→ **TASK DIRECTIONS**: Search the records below for the word "title". Copy each line where it occurs.

RECORDS FOR THIS EXERCISE: Begin

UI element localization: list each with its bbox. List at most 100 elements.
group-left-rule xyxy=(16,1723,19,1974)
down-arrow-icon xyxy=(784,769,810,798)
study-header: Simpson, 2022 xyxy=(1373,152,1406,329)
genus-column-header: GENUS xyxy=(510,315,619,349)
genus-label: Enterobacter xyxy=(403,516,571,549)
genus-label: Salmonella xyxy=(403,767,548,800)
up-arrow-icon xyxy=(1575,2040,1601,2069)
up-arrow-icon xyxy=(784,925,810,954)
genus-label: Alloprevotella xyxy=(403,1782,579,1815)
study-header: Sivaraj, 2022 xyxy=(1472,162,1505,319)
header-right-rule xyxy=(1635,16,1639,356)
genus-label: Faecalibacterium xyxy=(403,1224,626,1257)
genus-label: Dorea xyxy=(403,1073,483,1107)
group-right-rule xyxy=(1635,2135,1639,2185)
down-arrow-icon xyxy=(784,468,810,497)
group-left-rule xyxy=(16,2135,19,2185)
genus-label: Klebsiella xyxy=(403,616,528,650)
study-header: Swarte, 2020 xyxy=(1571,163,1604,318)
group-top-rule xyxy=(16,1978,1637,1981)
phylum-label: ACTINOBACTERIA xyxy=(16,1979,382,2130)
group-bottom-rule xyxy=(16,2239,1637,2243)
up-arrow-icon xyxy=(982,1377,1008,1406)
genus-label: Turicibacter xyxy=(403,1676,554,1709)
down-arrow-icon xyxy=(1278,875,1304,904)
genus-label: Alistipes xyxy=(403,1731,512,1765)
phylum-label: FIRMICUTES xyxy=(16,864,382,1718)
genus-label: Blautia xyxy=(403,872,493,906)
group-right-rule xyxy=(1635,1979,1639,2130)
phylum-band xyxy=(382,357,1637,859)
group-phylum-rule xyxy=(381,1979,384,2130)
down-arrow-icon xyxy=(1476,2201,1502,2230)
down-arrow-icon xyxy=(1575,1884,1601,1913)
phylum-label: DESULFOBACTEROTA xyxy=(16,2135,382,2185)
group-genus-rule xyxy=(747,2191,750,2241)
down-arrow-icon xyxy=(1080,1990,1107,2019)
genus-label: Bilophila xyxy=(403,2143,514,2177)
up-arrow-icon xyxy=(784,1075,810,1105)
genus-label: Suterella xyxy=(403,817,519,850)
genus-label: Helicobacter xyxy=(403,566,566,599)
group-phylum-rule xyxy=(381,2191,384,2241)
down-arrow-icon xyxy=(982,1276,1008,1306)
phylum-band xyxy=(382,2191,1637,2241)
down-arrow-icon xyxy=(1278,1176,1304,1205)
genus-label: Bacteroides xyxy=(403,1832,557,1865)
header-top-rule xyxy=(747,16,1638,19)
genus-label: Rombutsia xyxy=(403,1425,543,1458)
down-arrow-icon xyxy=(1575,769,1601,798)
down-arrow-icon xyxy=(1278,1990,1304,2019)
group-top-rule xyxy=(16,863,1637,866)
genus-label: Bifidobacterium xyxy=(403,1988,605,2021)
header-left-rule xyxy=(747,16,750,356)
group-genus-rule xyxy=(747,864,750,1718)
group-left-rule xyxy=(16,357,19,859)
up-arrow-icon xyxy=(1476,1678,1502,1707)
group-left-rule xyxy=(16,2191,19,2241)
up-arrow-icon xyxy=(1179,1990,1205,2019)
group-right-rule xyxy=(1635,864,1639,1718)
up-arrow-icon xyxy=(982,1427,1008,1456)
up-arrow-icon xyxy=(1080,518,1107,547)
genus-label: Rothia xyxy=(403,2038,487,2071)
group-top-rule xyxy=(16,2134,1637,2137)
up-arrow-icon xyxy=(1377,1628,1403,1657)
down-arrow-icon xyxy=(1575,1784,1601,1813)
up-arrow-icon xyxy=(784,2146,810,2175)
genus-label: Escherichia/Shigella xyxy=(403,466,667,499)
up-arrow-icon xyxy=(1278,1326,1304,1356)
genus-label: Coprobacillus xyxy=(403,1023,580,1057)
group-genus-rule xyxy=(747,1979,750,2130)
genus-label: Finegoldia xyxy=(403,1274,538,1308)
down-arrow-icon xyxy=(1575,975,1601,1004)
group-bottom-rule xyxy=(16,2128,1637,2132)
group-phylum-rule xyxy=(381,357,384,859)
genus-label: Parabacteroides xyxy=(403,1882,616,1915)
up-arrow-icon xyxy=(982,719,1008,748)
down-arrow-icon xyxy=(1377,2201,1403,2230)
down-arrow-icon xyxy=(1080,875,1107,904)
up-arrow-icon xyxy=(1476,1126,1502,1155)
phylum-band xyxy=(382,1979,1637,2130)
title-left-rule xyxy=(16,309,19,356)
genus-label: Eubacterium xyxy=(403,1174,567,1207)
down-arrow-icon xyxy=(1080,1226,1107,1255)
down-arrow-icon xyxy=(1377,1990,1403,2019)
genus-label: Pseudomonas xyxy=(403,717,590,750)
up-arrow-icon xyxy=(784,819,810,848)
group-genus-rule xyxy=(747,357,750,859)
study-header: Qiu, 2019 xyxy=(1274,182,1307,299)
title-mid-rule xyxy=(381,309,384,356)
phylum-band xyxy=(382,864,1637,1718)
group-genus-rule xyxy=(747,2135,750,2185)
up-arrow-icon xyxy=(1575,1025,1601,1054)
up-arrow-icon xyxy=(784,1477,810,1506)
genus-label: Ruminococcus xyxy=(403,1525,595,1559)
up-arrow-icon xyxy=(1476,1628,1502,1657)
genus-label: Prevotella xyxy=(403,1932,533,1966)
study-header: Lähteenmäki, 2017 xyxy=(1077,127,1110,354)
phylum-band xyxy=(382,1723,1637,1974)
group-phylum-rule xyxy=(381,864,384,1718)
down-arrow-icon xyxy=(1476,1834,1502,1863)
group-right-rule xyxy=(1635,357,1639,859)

RECORDS FOR THIS EXERCISE: End

→ **FINISHED EXERCISE**:
title-left-rule xyxy=(16,309,19,356)
title-mid-rule xyxy=(381,309,384,356)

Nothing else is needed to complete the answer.